- [WHAT THE TASK REQUIRES]: Report each line of the data that includes the word "title".
--- start of ROWS ---
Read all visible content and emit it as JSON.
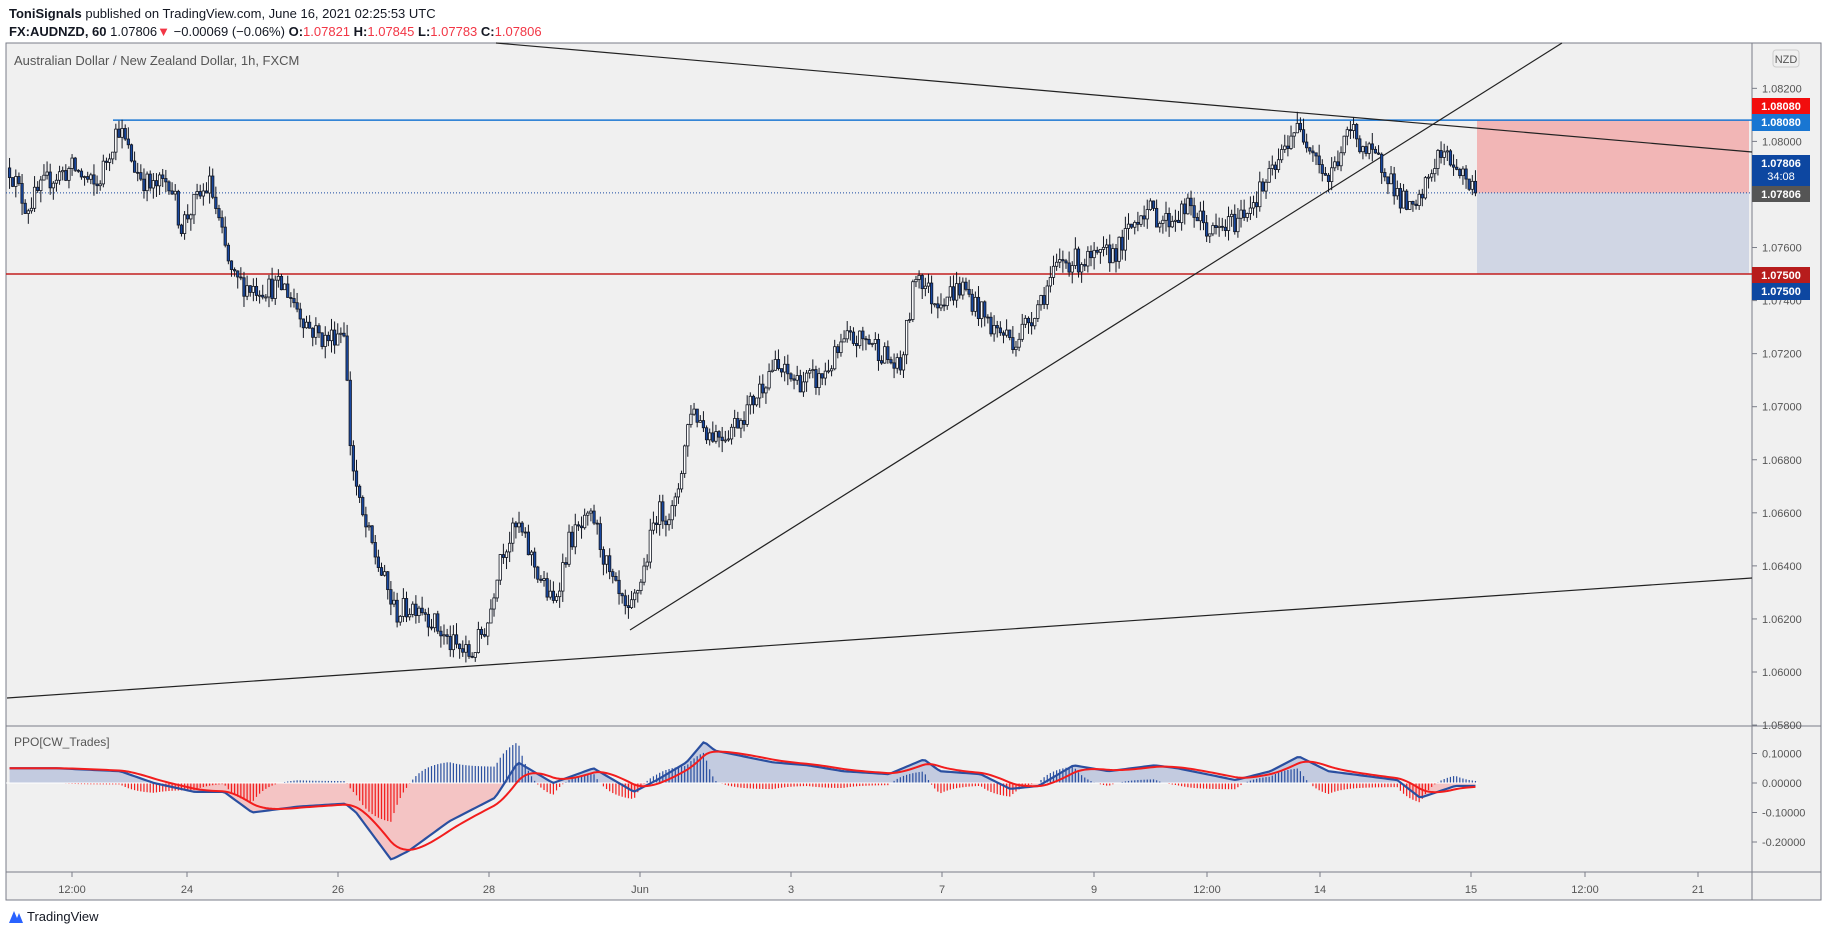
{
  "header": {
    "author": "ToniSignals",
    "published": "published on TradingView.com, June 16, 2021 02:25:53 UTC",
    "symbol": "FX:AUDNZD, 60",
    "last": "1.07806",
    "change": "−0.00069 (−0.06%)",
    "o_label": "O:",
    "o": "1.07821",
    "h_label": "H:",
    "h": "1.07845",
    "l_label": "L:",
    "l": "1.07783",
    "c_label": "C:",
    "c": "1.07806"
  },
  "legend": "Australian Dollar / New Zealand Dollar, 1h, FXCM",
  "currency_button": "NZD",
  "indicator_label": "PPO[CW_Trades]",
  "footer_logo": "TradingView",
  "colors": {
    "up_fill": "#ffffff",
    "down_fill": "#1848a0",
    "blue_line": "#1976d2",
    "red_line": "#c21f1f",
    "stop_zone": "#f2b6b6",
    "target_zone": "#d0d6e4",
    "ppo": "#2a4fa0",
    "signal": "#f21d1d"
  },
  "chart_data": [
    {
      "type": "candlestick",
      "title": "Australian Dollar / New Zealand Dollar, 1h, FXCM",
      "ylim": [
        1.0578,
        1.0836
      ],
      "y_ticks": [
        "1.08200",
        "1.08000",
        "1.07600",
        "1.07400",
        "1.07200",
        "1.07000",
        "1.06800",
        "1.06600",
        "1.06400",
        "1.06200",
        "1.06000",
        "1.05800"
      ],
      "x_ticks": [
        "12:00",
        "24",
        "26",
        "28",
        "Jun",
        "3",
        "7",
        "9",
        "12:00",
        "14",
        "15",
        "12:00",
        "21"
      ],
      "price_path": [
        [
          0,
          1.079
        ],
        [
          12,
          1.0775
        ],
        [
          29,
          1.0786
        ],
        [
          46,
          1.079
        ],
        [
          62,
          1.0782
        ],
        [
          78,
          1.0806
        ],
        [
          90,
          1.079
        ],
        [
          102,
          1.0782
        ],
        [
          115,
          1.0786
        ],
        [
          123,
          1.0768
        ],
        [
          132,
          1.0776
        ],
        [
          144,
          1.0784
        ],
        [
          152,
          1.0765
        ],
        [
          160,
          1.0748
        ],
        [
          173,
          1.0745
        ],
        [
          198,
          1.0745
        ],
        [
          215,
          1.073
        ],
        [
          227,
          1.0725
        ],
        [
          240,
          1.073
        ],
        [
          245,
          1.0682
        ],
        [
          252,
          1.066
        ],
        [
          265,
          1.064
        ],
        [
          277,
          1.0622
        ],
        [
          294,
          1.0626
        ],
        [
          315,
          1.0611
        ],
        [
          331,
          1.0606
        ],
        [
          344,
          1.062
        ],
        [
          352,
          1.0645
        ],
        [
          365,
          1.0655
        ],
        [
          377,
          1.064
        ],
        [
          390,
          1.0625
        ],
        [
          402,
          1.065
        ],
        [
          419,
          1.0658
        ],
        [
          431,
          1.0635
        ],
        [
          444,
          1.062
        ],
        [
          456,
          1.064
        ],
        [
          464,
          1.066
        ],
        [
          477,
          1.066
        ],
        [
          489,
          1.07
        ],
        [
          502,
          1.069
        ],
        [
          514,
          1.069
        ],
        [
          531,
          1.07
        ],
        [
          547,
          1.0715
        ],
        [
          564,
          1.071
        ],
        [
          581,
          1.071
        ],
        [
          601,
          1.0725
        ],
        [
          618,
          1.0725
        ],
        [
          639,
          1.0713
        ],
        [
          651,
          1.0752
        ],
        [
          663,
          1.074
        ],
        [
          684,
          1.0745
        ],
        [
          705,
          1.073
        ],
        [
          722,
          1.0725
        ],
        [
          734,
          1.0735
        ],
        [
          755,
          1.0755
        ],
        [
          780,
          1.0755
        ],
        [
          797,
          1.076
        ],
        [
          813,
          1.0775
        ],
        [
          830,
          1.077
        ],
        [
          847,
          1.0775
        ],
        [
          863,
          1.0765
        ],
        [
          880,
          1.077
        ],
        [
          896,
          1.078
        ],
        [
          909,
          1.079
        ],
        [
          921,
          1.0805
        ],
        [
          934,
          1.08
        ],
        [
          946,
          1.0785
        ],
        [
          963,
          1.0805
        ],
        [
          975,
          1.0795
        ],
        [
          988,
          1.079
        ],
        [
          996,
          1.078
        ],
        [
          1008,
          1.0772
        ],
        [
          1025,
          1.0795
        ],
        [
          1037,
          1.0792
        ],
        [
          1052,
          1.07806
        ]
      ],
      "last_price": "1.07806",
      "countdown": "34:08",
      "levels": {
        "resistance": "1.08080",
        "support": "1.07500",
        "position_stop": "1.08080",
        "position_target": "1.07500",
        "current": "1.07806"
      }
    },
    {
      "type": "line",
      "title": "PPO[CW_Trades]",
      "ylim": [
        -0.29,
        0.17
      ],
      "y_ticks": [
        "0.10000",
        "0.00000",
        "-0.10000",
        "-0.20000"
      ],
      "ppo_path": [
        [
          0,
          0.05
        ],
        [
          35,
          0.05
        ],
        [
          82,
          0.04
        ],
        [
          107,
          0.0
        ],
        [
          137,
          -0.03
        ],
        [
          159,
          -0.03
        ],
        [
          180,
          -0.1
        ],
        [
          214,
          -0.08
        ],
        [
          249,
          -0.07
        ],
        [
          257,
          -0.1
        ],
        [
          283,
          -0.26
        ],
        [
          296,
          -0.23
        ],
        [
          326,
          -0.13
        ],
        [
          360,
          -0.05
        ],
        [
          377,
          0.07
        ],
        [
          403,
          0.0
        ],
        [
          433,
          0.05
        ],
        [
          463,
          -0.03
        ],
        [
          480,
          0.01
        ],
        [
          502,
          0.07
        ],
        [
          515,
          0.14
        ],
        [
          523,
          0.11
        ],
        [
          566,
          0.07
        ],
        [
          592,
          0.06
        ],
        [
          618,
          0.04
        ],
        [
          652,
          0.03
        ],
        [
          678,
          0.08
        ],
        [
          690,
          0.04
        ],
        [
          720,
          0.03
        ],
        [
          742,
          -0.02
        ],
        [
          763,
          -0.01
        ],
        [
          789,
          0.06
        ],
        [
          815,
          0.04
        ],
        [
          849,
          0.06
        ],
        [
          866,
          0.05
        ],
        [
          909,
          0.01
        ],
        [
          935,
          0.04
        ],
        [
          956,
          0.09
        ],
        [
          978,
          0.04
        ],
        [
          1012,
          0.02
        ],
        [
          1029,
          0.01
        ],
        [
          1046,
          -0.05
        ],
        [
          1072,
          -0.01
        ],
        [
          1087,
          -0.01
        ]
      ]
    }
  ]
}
--- end of ROWS ---
- [EXERCISE SOLUTION]:
      "title": "Australian Dollar / New Zealand Dollar, 1h, FXCM",
      "title": "PPO[CW_Trades]",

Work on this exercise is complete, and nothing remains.